┏━━

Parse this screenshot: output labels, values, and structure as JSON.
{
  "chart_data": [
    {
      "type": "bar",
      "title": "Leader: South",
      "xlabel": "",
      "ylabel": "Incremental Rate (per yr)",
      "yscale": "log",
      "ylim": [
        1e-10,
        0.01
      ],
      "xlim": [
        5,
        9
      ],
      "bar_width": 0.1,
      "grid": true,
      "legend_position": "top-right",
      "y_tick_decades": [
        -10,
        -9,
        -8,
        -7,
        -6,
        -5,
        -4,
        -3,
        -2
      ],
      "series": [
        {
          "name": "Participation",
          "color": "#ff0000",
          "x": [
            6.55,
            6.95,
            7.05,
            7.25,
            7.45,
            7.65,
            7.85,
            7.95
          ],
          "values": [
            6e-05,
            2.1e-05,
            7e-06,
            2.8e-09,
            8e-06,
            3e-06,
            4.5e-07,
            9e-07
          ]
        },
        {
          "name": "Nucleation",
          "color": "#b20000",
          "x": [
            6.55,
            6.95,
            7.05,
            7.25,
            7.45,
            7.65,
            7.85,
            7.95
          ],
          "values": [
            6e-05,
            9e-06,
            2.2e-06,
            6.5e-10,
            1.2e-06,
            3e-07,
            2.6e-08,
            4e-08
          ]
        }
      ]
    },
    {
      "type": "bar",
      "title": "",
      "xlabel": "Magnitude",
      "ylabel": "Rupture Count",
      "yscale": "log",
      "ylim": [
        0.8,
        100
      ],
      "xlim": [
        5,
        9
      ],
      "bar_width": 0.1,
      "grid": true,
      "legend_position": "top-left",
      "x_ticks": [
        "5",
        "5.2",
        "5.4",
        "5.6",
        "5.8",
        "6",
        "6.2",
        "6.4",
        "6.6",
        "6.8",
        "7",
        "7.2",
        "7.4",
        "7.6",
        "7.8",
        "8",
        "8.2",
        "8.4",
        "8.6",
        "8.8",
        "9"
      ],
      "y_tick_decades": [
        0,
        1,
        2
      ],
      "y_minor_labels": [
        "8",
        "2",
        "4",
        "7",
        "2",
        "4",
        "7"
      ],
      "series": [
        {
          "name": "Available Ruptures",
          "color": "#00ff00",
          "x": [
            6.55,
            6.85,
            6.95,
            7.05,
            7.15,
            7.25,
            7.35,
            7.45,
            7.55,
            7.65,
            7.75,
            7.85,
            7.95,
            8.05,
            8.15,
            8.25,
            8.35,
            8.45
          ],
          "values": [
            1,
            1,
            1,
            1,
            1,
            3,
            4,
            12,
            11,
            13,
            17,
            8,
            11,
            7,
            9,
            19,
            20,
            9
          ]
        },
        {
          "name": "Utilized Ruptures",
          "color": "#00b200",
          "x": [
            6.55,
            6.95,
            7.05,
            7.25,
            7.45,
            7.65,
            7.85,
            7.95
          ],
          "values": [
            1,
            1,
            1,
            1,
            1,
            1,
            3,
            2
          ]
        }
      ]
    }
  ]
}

┗━━

# [Your instructions]
Output all of the material, please, exactly as it stands.

# [Answer to this exercise]
Parse this screenshot: output labels, values, and structure as JSON.
{
  "chart_data": [
    {
      "type": "bar",
      "title": "Leader: South",
      "xlabel": "",
      "ylabel": "Incremental Rate (per yr)",
      "yscale": "log",
      "ylim": [
        1e-10,
        0.01
      ],
      "xlim": [
        5,
        9
      ],
      "bar_width": 0.1,
      "grid": true,
      "legend_position": "top-right",
      "y_tick_decades": [
        -10,
        -9,
        -8,
        -7,
        -6,
        -5,
        -4,
        -3,
        -2
      ],
      "series": [
        {
          "name": "Participation",
          "color": "#ff0000",
          "x": [
            6.55,
            6.95,
            7.05,
            7.25,
            7.45,
            7.65,
            7.85,
            7.95
          ],
          "values": [
            6e-05,
            2.1e-05,
            7e-06,
            2.8e-09,
            8e-06,
            3e-06,
            4.5e-07,
            9e-07
          ]
        },
        {
          "name": "Nucleation",
          "color": "#b20000",
          "x": [
            6.55,
            6.95,
            7.05,
            7.25,
            7.45,
            7.65,
            7.85,
            7.95
          ],
          "values": [
            6e-05,
            9e-06,
            2.2e-06,
            6.5e-10,
            1.2e-06,
            3e-07,
            2.6e-08,
            4e-08
          ]
        }
      ]
    },
    {
      "type": "bar",
      "title": "",
      "xlabel": "Magnitude",
      "ylabel": "Rupture Count",
      "yscale": "log",
      "ylim": [
        0.8,
        100
      ],
      "xlim": [
        5,
        9
      ],
      "bar_width": 0.1,
      "grid": true,
      "legend_position": "top-left",
      "x_ticks": [
        "5",
        "5.2",
        "5.4",
        "5.6",
        "5.8",
        "6",
        "6.2",
        "6.4",
        "6.6",
        "6.8",
        "7",
        "7.2",
        "7.4",
        "7.6",
        "7.8",
        "8",
        "8.2",
        "8.4",
        "8.6",
        "8.8",
        "9"
      ],
      "y_tick_decades": [
        0,
        1,
        2
      ],
      "y_minor_labels": [
        "8",
        "2",
        "4",
        "7",
        "2",
        "4",
        "7"
      ],
      "series": [
        {
          "name": "Available Ruptures",
          "color": "#00ff00",
          "x": [
            6.55,
            6.85,
            6.95,
            7.05,
            7.15,
            7.25,
            7.35,
            7.45,
            7.55,
            7.65,
            7.75,
            7.85,
            7.95,
            8.05,
            8.15,
            8.25,
            8.35,
            8.45
          ],
          "values": [
            1,
            1,
            1,
            1,
            1,
            3,
            4,
            12,
            11,
            13,
            17,
            8,
            11,
            7,
            9,
            19,
            20,
            9
          ]
        },
        {
          "name": "Utilized Ruptures",
          "color": "#00b200",
          "x": [
            6.55,
            6.95,
            7.05,
            7.25,
            7.45,
            7.65,
            7.85,
            7.95
          ],
          "values": [
            1,
            1,
            1,
            1,
            1,
            1,
            3,
            2
          ]
        }
      ]
    }
  ]
}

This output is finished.